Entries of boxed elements
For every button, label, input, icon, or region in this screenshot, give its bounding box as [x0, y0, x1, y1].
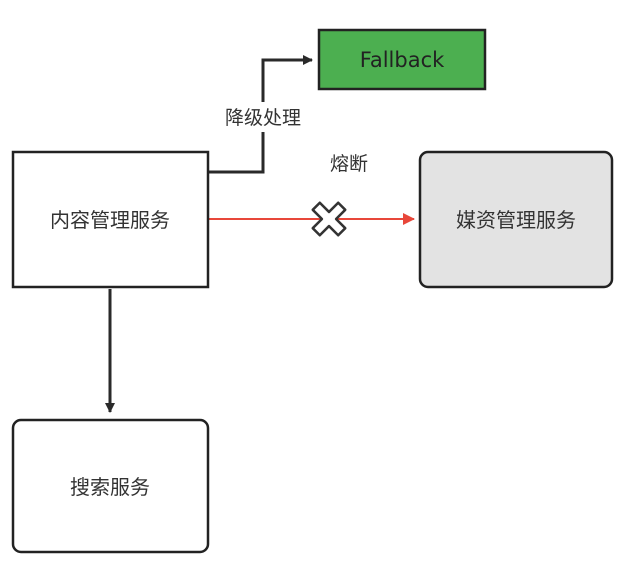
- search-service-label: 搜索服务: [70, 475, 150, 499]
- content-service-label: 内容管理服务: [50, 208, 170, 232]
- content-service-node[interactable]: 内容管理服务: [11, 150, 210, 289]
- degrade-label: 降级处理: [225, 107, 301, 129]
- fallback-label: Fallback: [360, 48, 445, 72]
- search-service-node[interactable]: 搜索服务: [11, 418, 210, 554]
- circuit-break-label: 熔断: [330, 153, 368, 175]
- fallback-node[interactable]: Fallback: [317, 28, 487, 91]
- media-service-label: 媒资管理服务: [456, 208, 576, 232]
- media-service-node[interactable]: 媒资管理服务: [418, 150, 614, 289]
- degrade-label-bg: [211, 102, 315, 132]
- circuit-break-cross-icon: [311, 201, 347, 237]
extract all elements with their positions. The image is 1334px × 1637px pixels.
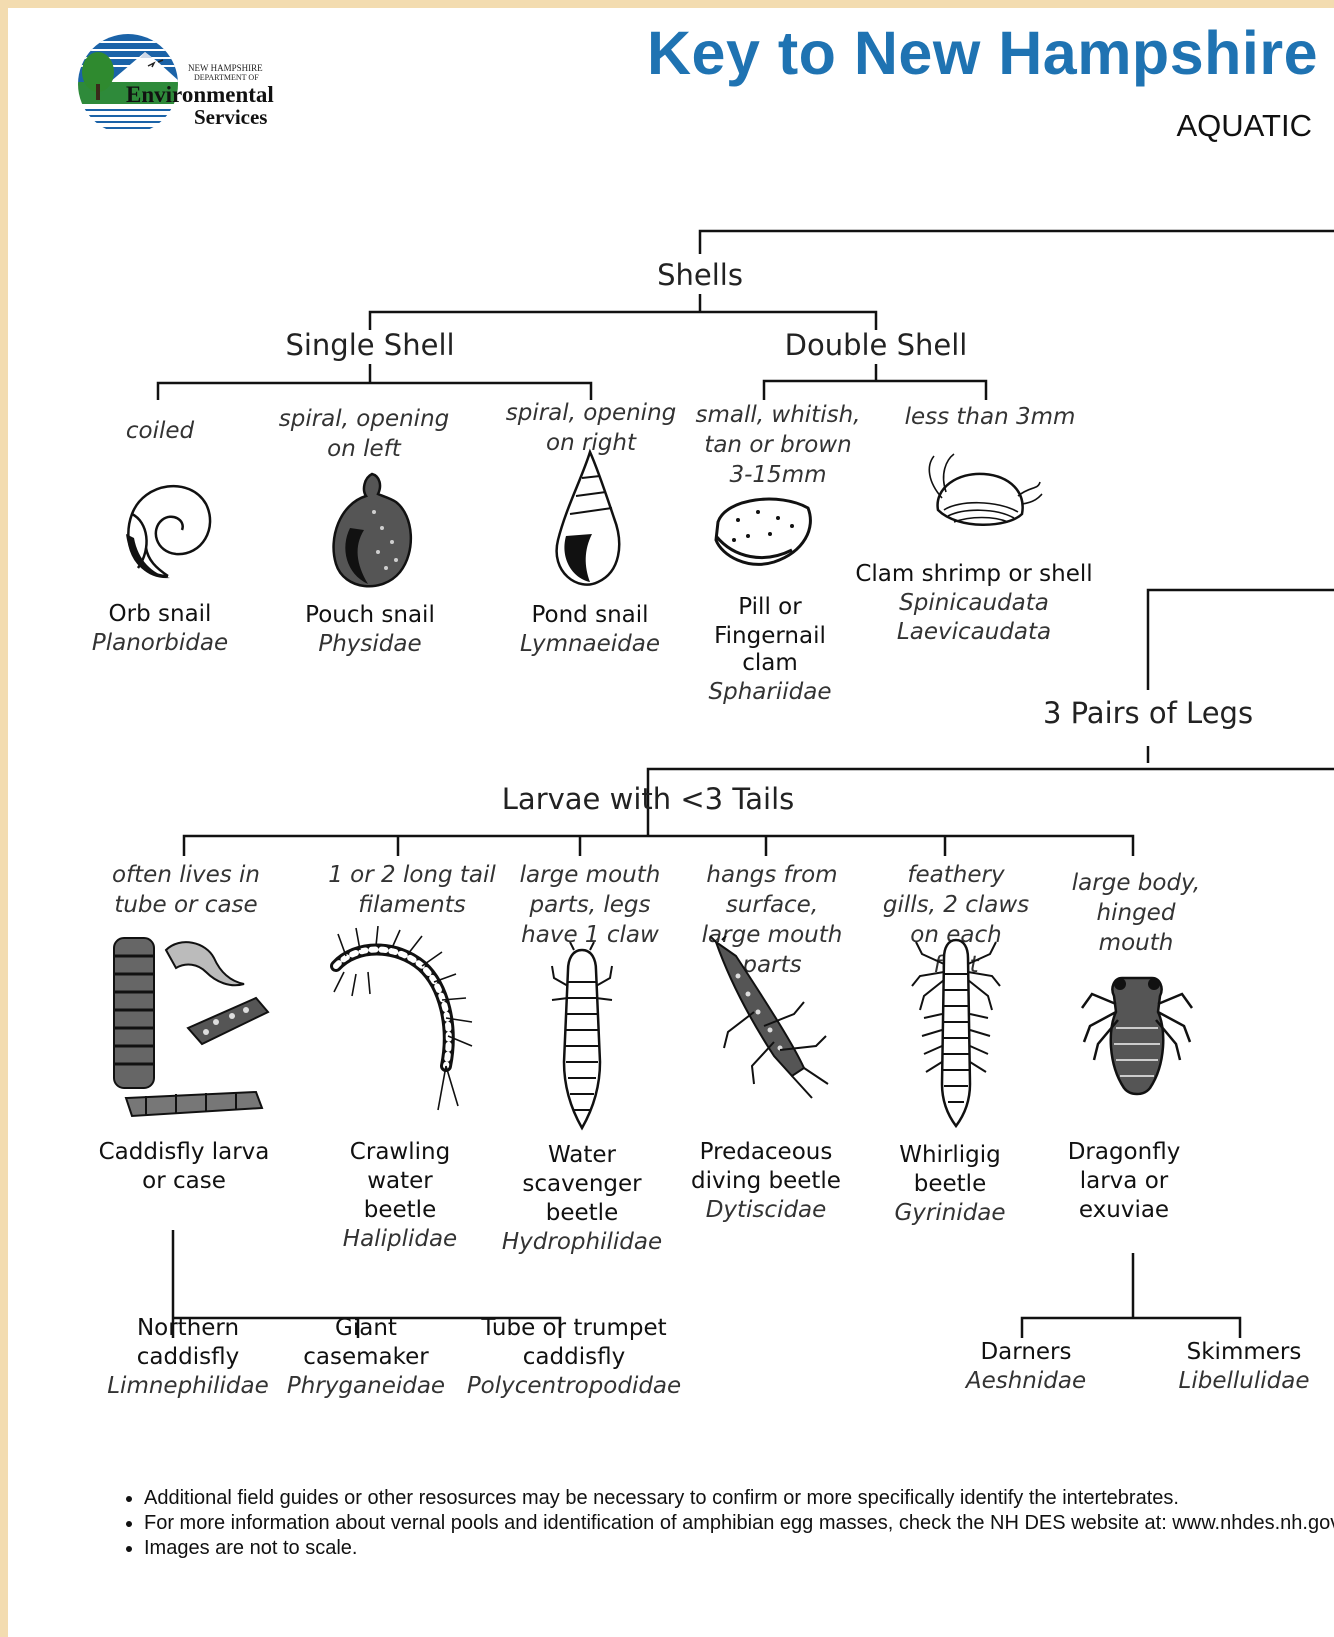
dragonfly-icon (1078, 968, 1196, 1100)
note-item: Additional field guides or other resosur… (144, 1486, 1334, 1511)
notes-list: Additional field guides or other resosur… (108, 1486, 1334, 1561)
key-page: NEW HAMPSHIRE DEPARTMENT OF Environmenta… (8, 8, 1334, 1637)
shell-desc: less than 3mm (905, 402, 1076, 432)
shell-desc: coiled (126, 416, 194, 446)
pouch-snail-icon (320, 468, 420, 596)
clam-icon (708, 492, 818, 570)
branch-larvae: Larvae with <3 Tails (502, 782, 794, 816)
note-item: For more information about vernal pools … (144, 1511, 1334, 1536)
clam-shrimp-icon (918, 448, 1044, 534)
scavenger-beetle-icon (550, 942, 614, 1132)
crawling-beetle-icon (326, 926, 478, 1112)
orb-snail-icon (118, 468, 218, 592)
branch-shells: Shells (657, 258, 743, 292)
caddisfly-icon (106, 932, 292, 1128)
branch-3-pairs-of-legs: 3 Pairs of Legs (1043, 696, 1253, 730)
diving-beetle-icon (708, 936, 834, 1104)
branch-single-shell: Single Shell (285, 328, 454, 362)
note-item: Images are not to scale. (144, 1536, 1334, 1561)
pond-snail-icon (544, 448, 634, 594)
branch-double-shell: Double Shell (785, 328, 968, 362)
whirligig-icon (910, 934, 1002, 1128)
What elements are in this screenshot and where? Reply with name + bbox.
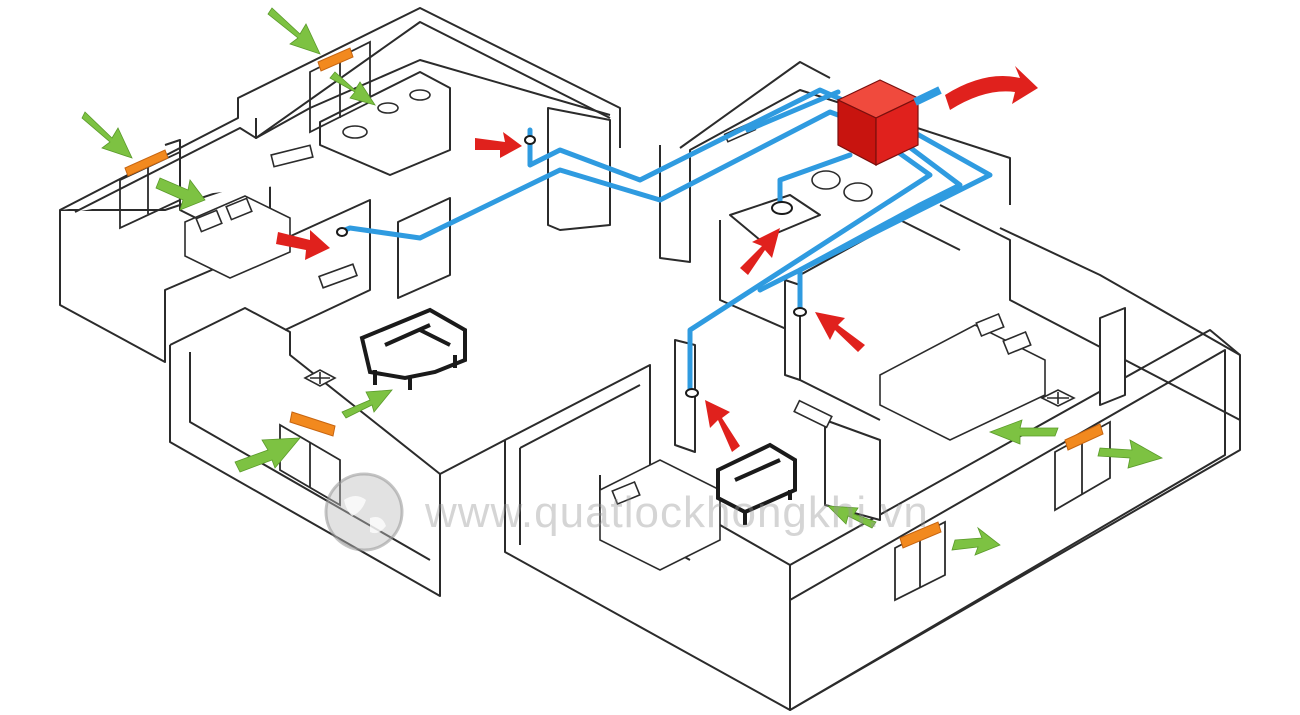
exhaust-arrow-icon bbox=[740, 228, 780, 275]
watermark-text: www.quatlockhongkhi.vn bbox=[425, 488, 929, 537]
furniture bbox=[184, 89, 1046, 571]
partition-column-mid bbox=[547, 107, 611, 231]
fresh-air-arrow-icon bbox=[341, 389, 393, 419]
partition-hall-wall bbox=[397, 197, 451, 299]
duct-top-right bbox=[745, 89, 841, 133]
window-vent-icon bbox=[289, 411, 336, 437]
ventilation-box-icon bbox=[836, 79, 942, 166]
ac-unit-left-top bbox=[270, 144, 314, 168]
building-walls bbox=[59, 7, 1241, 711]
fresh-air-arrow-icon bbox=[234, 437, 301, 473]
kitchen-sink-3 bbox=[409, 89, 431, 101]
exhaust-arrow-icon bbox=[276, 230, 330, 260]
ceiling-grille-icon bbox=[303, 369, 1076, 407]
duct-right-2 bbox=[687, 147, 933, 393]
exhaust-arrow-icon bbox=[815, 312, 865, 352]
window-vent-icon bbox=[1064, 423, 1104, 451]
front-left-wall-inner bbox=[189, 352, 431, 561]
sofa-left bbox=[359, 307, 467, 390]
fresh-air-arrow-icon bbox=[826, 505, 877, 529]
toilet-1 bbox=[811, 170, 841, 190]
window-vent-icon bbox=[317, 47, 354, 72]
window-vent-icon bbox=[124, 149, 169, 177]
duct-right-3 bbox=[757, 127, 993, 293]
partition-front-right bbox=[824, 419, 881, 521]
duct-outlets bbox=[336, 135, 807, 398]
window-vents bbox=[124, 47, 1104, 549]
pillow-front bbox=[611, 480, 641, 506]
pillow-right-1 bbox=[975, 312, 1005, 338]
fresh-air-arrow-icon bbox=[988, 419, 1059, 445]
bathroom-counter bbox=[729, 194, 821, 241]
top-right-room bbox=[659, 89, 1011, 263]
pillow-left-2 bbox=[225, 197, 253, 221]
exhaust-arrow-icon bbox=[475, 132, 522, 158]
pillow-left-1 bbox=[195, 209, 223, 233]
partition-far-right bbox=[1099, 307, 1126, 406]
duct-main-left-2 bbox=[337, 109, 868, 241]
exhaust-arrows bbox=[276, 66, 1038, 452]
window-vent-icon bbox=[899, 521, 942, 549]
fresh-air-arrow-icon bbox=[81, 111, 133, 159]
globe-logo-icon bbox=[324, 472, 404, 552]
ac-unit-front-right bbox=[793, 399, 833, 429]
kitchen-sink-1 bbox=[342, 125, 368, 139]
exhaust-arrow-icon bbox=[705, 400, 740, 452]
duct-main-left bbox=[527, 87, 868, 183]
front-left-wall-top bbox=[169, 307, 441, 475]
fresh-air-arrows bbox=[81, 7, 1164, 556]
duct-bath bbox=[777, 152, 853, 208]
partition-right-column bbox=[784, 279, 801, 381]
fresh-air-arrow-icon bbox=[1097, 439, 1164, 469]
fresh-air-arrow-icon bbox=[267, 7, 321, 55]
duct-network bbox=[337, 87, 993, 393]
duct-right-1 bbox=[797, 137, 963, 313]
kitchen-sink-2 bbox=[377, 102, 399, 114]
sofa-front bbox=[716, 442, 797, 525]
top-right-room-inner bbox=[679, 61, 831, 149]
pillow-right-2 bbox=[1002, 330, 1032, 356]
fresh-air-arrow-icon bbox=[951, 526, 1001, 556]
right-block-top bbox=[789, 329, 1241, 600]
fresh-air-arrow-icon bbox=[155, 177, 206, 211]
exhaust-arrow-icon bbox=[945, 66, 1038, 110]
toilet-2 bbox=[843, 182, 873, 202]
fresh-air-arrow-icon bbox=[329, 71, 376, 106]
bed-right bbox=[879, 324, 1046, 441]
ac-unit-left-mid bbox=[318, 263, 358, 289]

▶ [EXERCISE]:
Reproduce all of the rows above verbatim, omitting the pictures.

▶ [RESULT BELOW]:
For every button, label, input, icon, or region in this screenshot, give its bounding box as [x0, y0, x1, y1].
- search-service-label: 搜索服务: [70, 475, 150, 499]
- content-service-label: 内容管理服务: [50, 208, 170, 232]
- content-service-node[interactable]: 内容管理服务: [11, 150, 210, 289]
- degrade-label: 降级处理: [225, 107, 301, 129]
- fallback-label: Fallback: [360, 48, 445, 72]
- search-service-node[interactable]: 搜索服务: [11, 418, 210, 554]
- circuit-break-label: 熔断: [330, 153, 368, 175]
- fallback-node[interactable]: Fallback: [317, 28, 487, 91]
- media-service-label: 媒资管理服务: [456, 208, 576, 232]
- media-service-node[interactable]: 媒资管理服务: [418, 150, 614, 289]
- degrade-label-bg: [211, 102, 315, 132]
- circuit-break-cross-icon: [311, 201, 347, 237]
extract all elements with their positions. The image is 1334px × 1637px pixels.
dragonfly-icon (1078, 968, 1196, 1100)
note-item: Additional field guides or other resosur… (144, 1486, 1334, 1511)
notes-list: Additional field guides or other resosur… (108, 1486, 1334, 1561)
key-page: NEW HAMPSHIRE DEPARTMENT OF Environmenta… (8, 8, 1334, 1637)
shell-desc: less than 3mm (905, 402, 1076, 432)
shell-desc: coiled (126, 416, 194, 446)
pouch-snail-icon (320, 468, 420, 596)
clam-icon (708, 492, 818, 570)
branch-larvae: Larvae with <3 Tails (502, 782, 794, 816)
note-item: For more information about vernal pools … (144, 1511, 1334, 1536)
clam-shrimp-icon (918, 448, 1044, 534)
scavenger-beetle-icon (550, 942, 614, 1132)
crawling-beetle-icon (326, 926, 478, 1112)
orb-snail-icon (118, 468, 218, 592)
branch-shells: Shells (657, 258, 743, 292)
caddisfly-icon (106, 932, 292, 1128)
branch-3-pairs-of-legs: 3 Pairs of Legs (1043, 696, 1253, 730)
diving-beetle-icon (708, 936, 834, 1104)
branch-single-shell: Single Shell (285, 328, 454, 362)
note-item: Images are not to scale. (144, 1536, 1334, 1561)
pond-snail-icon (544, 448, 634, 594)
branch-double-shell: Double Shell (785, 328, 968, 362)
whirligig-icon (910, 934, 1002, 1128)
What elements are in this screenshot and where? Reply with name + bbox.
exhaust-arrow-icon bbox=[740, 228, 780, 275]
watermark-text: www.quatlockhongkhi.vn bbox=[425, 488, 929, 537]
furniture bbox=[184, 89, 1046, 571]
partition-column-mid bbox=[547, 107, 611, 231]
fresh-air-arrow-icon bbox=[341, 389, 393, 419]
partition-hall-wall bbox=[397, 197, 451, 299]
duct-top-right bbox=[745, 89, 841, 133]
window-vent-icon bbox=[289, 411, 336, 437]
ventilation-box-icon bbox=[836, 79, 942, 166]
ac-unit-left-top bbox=[270, 144, 314, 168]
building-walls bbox=[59, 7, 1241, 711]
fresh-air-arrow-icon bbox=[234, 437, 301, 473]
kitchen-sink-3 bbox=[409, 89, 431, 101]
exhaust-arrow-icon bbox=[276, 230, 330, 260]
ceiling-grille-icon bbox=[303, 369, 1076, 407]
duct-right-2 bbox=[687, 147, 933, 393]
exhaust-arrow-icon bbox=[815, 312, 865, 352]
window-vent-icon bbox=[1064, 423, 1104, 451]
front-left-wall-inner bbox=[189, 352, 431, 561]
sofa-left bbox=[359, 307, 467, 390]
fresh-air-arrow-icon bbox=[826, 505, 877, 529]
toilet-1 bbox=[811, 170, 841, 190]
window-vent-icon bbox=[317, 47, 354, 72]
window-vent-icon bbox=[124, 149, 169, 177]
duct-right-3 bbox=[757, 127, 993, 293]
partition-front-right bbox=[824, 419, 881, 521]
duct-outlets bbox=[336, 135, 807, 398]
window-vents bbox=[124, 47, 1104, 549]
pillow-front bbox=[611, 480, 641, 506]
pillow-right-1 bbox=[975, 312, 1005, 338]
fresh-air-arrow-icon bbox=[988, 419, 1059, 445]
bathroom-counter bbox=[729, 194, 821, 241]
top-right-room bbox=[659, 89, 1011, 263]
pillow-left-2 bbox=[225, 197, 253, 221]
exhaust-arrow-icon bbox=[475, 132, 522, 158]
pillow-left-1 bbox=[195, 209, 223, 233]
partition-far-right bbox=[1099, 307, 1126, 406]
duct-main-left-2 bbox=[337, 109, 868, 241]
exhaust-arrows bbox=[276, 66, 1038, 452]
window-vent-icon bbox=[899, 521, 942, 549]
fresh-air-arrow-icon bbox=[81, 111, 133, 159]
globe-logo-icon bbox=[324, 472, 404, 552]
ac-unit-front-right bbox=[793, 399, 833, 429]
kitchen-sink-1 bbox=[342, 125, 368, 139]
exhaust-arrow-icon bbox=[705, 400, 740, 452]
duct-main-left bbox=[527, 87, 868, 183]
front-left-wall-top bbox=[169, 307, 441, 475]
fresh-air-arrows bbox=[81, 7, 1164, 556]
duct-bath bbox=[777, 152, 853, 208]
partition-right-column bbox=[784, 279, 801, 381]
fresh-air-arrow-icon bbox=[1097, 439, 1164, 469]
fresh-air-arrow-icon bbox=[267, 7, 321, 55]
duct-network bbox=[337, 87, 993, 393]
duct-right-1 bbox=[797, 137, 963, 313]
kitchen-sink-2 bbox=[377, 102, 399, 114]
sofa-front bbox=[716, 442, 797, 525]
top-right-room-inner bbox=[679, 61, 831, 149]
pillow-right-2 bbox=[1002, 330, 1032, 356]
fresh-air-arrow-icon bbox=[951, 526, 1001, 556]
right-block-top bbox=[789, 329, 1241, 600]
fresh-air-arrow-icon bbox=[155, 177, 206, 211]
exhaust-arrow-icon bbox=[945, 66, 1038, 110]
toilet-2 bbox=[843, 182, 873, 202]
fresh-air-arrow-icon bbox=[329, 71, 376, 106]
bed-right bbox=[879, 324, 1046, 441]
ac-unit-left-mid bbox=[318, 263, 358, 289]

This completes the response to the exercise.